• WHAT NEEDS TO BE DONE: Find how many lines in the material contain "this"; your answer should be that number alone.

Extracted data entries:
________
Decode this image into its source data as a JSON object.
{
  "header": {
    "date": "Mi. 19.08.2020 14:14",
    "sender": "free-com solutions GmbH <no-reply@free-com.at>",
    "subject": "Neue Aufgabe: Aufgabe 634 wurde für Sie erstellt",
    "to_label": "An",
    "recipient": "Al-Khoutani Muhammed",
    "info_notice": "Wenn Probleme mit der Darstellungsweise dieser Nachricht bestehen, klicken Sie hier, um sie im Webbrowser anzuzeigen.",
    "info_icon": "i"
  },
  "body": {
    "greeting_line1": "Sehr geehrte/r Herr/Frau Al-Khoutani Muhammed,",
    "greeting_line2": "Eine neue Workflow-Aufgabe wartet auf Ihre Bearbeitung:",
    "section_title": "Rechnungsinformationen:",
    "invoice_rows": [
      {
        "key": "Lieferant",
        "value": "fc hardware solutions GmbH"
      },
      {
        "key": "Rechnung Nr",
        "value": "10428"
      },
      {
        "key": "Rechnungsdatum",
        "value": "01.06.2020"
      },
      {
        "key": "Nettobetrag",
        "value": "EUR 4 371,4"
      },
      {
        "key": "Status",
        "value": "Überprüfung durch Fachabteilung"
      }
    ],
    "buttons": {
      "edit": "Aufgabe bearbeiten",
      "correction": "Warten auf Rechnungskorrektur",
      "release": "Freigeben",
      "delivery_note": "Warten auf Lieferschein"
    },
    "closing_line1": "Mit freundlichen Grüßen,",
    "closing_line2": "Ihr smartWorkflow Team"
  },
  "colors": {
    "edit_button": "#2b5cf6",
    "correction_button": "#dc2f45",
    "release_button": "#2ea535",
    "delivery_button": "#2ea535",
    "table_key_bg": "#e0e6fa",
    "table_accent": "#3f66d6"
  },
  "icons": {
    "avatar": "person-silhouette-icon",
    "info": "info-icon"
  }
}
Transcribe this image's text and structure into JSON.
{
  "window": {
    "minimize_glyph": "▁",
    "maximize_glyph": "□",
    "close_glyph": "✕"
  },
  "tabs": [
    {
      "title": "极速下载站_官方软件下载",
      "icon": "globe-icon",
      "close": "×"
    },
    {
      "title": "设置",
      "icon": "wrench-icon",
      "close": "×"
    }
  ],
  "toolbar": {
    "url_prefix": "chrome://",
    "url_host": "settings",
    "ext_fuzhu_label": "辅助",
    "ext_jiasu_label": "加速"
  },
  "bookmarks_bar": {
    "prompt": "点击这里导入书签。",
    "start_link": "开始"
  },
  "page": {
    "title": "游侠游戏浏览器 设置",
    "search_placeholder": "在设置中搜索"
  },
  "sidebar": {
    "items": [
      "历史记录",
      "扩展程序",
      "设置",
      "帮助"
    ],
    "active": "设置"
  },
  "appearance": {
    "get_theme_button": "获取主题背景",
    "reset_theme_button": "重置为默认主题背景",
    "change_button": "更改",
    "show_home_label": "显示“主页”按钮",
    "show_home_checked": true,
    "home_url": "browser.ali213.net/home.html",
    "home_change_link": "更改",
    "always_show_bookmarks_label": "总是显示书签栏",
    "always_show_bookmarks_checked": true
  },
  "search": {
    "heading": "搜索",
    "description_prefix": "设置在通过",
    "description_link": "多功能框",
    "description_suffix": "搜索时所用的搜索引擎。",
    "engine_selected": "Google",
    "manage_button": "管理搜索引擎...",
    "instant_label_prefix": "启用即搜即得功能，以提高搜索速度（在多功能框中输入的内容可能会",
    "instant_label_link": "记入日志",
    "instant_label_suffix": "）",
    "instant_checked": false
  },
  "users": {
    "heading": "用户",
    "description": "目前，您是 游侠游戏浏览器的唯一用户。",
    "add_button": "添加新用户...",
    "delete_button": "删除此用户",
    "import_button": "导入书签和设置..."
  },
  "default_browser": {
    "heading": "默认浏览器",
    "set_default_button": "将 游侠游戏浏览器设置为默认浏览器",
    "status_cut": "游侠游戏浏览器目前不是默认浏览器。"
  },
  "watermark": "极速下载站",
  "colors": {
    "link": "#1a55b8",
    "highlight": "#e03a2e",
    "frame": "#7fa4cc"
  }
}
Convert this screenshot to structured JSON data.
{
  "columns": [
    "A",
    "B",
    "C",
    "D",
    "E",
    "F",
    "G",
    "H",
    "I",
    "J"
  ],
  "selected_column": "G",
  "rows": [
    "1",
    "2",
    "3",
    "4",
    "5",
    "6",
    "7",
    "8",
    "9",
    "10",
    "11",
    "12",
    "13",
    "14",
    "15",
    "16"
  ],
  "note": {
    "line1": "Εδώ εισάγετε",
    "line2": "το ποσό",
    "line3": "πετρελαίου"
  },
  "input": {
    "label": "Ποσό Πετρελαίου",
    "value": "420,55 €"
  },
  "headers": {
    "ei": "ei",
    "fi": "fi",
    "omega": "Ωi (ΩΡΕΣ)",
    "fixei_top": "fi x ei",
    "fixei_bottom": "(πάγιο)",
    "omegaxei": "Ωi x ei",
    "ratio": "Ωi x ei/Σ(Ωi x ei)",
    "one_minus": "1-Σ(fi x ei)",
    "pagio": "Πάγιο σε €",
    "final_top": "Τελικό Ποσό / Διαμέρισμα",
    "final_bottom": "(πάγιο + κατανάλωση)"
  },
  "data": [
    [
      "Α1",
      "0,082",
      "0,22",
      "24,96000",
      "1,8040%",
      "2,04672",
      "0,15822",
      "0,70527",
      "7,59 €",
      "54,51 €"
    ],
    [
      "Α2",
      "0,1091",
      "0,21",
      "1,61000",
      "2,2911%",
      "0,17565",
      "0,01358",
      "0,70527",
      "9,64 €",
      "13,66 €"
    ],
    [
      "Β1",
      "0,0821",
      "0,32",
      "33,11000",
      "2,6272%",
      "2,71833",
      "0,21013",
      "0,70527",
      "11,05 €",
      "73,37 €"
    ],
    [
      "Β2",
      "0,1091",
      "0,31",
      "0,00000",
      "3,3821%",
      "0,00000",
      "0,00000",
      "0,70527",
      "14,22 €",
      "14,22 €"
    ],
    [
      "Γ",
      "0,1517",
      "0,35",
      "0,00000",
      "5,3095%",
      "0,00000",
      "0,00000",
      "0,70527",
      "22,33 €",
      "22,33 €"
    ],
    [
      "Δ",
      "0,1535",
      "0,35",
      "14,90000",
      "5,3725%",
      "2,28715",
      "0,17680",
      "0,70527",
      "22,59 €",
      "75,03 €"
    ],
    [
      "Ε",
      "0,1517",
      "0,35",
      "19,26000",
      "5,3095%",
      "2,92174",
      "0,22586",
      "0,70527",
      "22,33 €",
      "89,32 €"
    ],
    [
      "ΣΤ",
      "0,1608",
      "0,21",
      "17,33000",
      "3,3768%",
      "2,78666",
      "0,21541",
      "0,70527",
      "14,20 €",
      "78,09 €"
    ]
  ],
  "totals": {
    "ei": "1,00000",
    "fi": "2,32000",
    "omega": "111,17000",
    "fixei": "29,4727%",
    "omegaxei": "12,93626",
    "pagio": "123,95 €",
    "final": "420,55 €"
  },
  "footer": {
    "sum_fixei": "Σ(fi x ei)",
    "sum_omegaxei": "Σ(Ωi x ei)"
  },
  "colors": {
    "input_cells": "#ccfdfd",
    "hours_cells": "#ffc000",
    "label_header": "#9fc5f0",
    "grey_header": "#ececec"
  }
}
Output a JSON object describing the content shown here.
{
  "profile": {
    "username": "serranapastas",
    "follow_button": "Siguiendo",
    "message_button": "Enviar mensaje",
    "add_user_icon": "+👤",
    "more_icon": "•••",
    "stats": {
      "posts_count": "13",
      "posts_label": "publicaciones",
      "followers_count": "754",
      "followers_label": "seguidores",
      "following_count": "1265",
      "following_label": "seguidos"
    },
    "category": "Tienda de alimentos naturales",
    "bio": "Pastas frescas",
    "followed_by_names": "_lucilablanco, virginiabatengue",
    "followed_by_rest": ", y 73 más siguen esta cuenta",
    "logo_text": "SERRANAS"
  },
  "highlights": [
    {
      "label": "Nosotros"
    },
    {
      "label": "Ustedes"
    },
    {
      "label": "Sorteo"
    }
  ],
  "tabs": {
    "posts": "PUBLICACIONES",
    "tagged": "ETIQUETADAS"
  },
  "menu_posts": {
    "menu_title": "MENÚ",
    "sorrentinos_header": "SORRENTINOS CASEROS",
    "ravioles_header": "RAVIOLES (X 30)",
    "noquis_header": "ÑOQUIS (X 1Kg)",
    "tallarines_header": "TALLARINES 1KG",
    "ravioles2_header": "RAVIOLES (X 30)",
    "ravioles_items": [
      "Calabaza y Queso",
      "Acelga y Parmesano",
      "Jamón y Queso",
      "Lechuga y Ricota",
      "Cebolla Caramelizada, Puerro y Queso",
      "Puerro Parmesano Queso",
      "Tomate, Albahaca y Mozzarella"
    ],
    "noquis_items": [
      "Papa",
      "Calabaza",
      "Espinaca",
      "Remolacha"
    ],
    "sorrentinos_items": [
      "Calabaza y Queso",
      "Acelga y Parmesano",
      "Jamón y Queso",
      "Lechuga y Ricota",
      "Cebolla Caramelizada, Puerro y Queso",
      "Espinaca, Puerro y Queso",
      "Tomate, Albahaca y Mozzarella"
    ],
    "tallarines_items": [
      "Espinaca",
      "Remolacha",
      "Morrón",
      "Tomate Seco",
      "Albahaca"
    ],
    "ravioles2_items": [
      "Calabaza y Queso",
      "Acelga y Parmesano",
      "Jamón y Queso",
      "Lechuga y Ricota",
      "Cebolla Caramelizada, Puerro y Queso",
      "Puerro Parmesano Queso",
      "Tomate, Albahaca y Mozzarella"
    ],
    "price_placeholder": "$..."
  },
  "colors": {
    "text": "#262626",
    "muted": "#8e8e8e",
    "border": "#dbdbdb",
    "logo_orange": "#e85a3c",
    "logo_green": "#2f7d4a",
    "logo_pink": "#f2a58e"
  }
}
________
• RESPONSE: 3